──────── RECORDS SUPPLIED ────────

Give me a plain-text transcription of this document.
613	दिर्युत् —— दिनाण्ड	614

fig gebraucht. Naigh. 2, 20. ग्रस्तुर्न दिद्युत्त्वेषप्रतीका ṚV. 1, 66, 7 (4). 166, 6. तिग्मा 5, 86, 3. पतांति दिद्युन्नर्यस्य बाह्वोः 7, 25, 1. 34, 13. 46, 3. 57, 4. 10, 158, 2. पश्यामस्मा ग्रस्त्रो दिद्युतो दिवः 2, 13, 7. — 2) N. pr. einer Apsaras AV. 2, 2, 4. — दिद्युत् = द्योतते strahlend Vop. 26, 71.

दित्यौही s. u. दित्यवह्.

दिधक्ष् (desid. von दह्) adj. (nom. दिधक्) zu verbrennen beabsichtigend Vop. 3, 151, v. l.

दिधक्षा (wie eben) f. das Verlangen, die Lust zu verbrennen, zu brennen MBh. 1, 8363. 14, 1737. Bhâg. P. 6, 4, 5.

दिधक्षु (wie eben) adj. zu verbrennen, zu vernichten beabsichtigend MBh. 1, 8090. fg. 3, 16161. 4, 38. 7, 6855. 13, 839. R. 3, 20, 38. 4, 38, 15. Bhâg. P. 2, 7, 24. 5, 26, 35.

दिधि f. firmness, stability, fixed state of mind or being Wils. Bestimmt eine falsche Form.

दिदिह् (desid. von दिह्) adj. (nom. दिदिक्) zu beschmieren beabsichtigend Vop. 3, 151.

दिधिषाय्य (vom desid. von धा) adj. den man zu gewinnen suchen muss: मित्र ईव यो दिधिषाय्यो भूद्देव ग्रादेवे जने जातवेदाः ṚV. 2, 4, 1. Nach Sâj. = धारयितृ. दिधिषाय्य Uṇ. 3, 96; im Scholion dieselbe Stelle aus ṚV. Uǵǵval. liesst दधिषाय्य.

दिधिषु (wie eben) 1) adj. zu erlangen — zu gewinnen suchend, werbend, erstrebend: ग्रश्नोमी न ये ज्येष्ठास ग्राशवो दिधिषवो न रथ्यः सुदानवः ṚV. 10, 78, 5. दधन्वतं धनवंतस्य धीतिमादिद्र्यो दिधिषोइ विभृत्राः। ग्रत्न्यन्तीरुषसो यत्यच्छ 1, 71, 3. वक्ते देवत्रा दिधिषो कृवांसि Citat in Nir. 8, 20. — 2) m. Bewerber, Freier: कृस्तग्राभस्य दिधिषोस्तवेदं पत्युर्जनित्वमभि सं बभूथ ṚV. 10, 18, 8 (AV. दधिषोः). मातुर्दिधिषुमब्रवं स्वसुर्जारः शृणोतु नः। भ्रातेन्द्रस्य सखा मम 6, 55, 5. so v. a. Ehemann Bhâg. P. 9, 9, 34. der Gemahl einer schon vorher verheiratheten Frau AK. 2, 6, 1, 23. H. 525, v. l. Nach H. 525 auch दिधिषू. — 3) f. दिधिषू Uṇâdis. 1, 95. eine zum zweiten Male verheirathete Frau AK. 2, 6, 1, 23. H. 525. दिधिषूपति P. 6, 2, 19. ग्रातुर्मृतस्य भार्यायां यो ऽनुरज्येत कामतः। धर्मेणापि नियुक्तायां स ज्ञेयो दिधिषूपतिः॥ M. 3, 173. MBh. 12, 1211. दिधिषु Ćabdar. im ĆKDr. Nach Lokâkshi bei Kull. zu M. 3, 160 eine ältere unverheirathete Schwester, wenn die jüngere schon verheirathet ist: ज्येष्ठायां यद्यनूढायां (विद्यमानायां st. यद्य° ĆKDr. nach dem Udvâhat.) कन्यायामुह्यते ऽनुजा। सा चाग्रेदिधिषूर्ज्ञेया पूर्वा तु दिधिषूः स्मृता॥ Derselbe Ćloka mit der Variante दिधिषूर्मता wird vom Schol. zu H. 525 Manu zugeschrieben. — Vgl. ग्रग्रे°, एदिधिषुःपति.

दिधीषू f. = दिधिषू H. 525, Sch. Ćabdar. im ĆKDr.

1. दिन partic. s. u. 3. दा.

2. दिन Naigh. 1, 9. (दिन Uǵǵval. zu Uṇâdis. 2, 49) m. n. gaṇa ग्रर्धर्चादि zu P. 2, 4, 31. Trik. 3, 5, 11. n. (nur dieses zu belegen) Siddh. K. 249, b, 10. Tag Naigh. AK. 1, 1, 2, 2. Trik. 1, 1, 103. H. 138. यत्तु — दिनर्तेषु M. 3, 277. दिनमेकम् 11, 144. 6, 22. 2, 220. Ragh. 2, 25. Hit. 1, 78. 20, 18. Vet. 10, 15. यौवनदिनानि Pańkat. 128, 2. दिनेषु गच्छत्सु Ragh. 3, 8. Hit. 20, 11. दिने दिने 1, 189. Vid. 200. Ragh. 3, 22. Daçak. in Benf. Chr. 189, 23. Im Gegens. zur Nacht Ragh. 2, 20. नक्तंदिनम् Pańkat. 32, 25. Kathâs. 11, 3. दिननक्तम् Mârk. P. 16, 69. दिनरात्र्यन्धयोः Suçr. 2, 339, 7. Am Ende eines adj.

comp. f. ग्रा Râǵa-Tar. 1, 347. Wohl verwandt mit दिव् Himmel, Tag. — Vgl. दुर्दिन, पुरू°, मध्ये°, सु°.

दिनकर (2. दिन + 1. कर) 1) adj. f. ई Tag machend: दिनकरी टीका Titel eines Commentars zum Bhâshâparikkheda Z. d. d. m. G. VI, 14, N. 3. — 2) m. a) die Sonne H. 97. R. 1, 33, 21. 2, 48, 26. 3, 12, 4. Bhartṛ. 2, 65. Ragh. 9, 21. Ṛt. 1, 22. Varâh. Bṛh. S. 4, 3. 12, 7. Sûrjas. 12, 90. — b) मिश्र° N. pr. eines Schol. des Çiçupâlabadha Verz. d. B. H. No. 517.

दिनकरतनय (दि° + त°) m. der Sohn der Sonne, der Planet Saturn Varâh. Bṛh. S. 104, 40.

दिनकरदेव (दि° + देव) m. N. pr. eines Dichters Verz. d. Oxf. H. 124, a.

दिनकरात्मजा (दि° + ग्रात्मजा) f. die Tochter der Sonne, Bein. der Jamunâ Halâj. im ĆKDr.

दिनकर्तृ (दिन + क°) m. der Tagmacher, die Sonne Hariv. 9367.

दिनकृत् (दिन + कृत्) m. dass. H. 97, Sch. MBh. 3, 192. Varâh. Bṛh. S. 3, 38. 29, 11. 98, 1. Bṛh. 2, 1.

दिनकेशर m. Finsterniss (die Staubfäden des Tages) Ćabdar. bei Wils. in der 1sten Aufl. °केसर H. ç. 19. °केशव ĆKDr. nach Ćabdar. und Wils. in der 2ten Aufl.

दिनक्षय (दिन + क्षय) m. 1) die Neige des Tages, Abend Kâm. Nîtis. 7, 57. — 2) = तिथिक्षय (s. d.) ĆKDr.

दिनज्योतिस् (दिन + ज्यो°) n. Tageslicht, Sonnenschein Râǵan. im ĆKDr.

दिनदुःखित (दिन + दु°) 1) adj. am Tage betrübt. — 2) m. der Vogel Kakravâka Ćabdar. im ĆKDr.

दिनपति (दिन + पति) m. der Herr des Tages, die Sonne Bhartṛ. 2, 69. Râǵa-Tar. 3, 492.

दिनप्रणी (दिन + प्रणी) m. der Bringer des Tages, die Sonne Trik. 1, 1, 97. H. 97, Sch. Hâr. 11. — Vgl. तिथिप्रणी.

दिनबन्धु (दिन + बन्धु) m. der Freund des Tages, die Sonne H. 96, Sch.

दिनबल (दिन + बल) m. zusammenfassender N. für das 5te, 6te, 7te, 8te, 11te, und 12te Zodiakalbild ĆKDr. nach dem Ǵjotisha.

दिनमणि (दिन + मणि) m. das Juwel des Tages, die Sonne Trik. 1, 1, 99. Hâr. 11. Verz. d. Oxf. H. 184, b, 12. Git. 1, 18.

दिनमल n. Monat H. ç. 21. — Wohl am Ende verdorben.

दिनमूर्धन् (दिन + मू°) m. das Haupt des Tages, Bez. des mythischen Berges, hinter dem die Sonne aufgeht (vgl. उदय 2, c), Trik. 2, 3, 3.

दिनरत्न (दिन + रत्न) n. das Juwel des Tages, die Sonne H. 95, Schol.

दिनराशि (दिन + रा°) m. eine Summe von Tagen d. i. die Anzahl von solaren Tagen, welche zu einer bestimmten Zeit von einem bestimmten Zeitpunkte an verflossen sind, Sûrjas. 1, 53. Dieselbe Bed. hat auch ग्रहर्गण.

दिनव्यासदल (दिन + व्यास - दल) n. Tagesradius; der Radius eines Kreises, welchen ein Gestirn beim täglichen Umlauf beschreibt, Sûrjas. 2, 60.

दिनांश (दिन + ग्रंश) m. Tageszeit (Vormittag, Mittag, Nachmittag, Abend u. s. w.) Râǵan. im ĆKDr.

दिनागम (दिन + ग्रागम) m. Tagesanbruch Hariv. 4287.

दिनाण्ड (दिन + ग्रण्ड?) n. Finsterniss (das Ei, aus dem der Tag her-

────────

*THE EXERCISE*:
Out of the preceding entries, pull every line containing the string "Finsterniss".

*RESULT BELOW*:
दिनकेशर m. Finsterniss (die Staubfäden des Tages) Ćabdar. bei Wils. in der 1sten Aufl. °केसर H. ç. 19. °केशव ĆKDr. nach Ćabdar. und Wils. in der 2ten Aufl.
दिनाण्ड (दिन + ग्रण्ड?) n. Finsterniss (das Ei, aus dem der Tag her-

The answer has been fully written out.